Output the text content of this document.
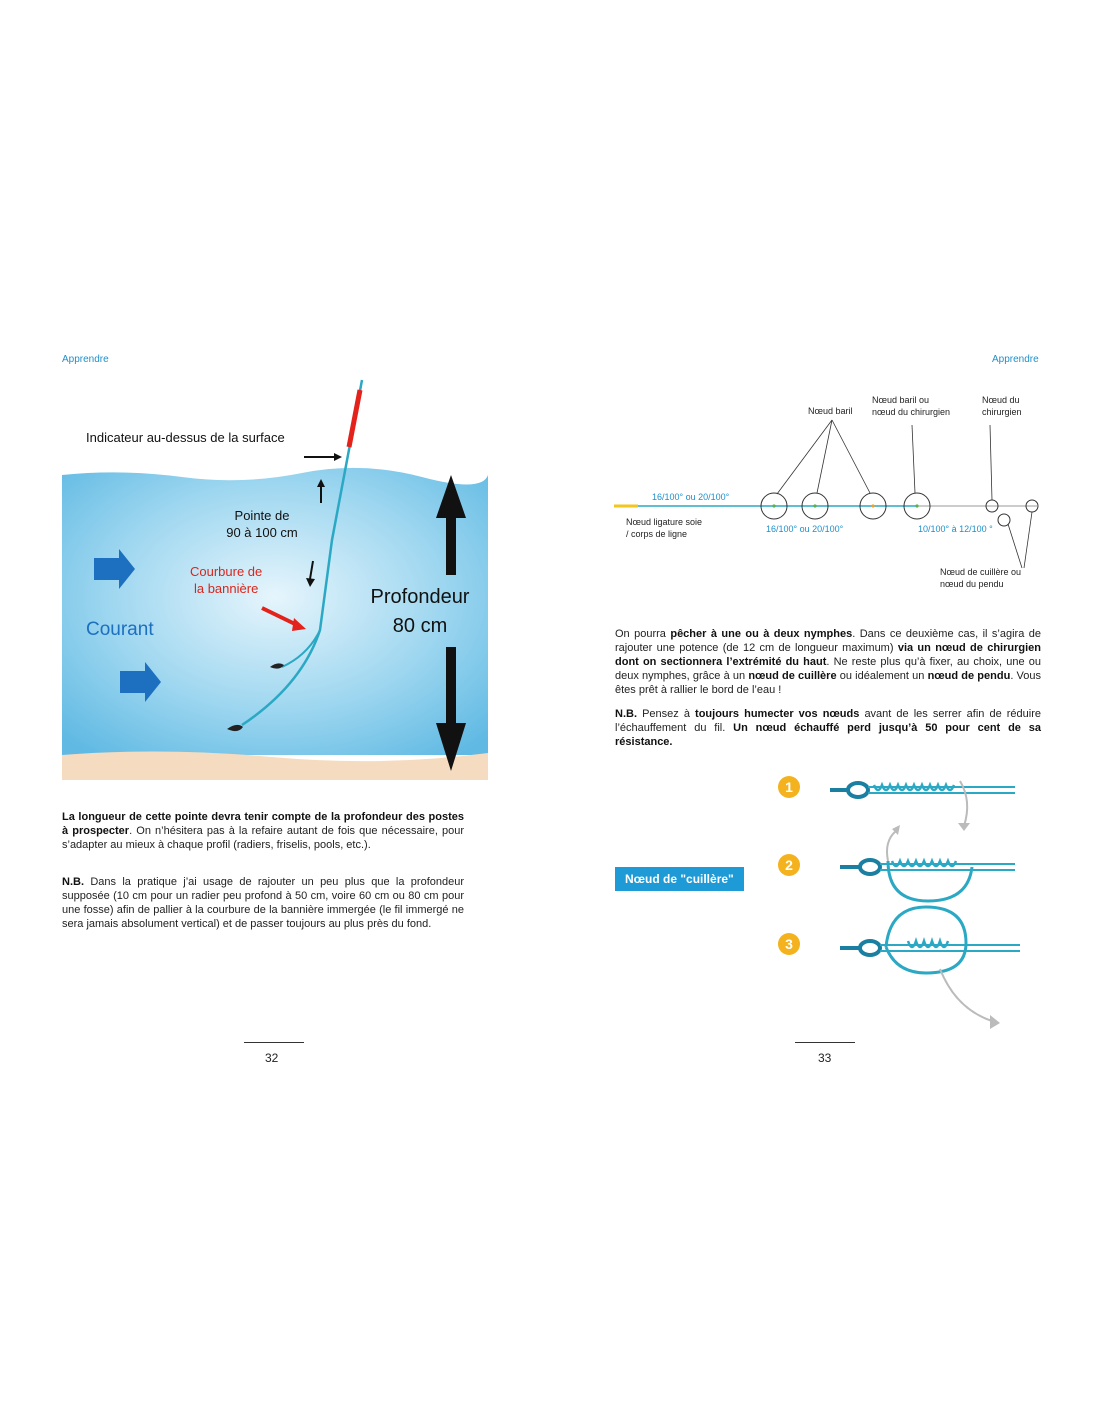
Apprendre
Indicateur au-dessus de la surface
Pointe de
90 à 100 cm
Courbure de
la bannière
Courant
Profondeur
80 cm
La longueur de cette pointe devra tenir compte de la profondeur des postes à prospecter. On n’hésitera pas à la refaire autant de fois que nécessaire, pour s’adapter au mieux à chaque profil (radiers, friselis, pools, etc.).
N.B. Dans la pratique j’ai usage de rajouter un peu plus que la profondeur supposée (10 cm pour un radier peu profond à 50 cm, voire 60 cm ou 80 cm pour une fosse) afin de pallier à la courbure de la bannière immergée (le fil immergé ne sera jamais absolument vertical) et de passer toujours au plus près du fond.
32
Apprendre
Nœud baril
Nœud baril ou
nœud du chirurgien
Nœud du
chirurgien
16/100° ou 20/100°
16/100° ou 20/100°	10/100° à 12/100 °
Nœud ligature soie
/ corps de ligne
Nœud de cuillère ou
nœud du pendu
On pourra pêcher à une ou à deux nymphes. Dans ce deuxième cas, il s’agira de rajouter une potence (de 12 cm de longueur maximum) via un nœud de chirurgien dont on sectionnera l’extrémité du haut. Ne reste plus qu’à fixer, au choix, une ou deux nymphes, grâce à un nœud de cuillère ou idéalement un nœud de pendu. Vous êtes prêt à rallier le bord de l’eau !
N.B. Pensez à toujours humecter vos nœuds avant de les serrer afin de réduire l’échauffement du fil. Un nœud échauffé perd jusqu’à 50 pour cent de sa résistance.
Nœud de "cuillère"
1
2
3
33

++++++

= DIRECTIVE =
Each entry shown above must be quoted exactly, with its pictures left out.

= SOLVED PROBLEM =
Output the text content of this document.
Apprendre
Indicateur au-dessus de la surface
Pointe de
90 à 100 cm
Courbure de
la bannière
Courant
Profondeur
80 cm
La longueur de cette pointe devra tenir compte de la profondeur des postes à prospecter. On n’hésitera pas à la refaire autant de fois que nécessaire, pour s’adapter au mieux à chaque profil (radiers, friselis, pools, etc.).
N.B. Dans la pratique j’ai usage de rajouter un peu plus que la profondeur supposée (10 cm pour un radier peu profond à 50 cm, voire 60 cm ou 80 cm pour une fosse) afin de pallier à la courbure de la bannière immergée (le fil immergé ne sera jamais absolument vertical) et de passer toujours au plus près du fond.
32
Apprendre
Nœud baril
Nœud baril ou
nœud du chirurgien
Nœud du
chirurgien
16/100° ou 20/100°
16/100° ou 20/100°	10/100° à 12/100 °
Nœud ligature soie
/ corps de ligne
Nœud de cuillère ou
nœud du pendu
On pourra pêcher à une ou à deux nymphes. Dans ce deuxième cas, il s’agira de rajouter une potence (de 12 cm de longueur maximum) via un nœud de chirurgien dont on sectionnera l’extrémité du haut. Ne reste plus qu’à fixer, au choix, une ou deux nymphes, grâce à un nœud de cuillère ou idéalement un nœud de pendu. Vous êtes prêt à rallier le bord de l’eau !
N.B. Pensez à toujours humecter vos nœuds avant de les serrer afin de réduire l’échauffement du fil. Un nœud échauffé perd jusqu’à 50 pour cent de sa résistance.
Nœud de "cuillère"
1
2
3
33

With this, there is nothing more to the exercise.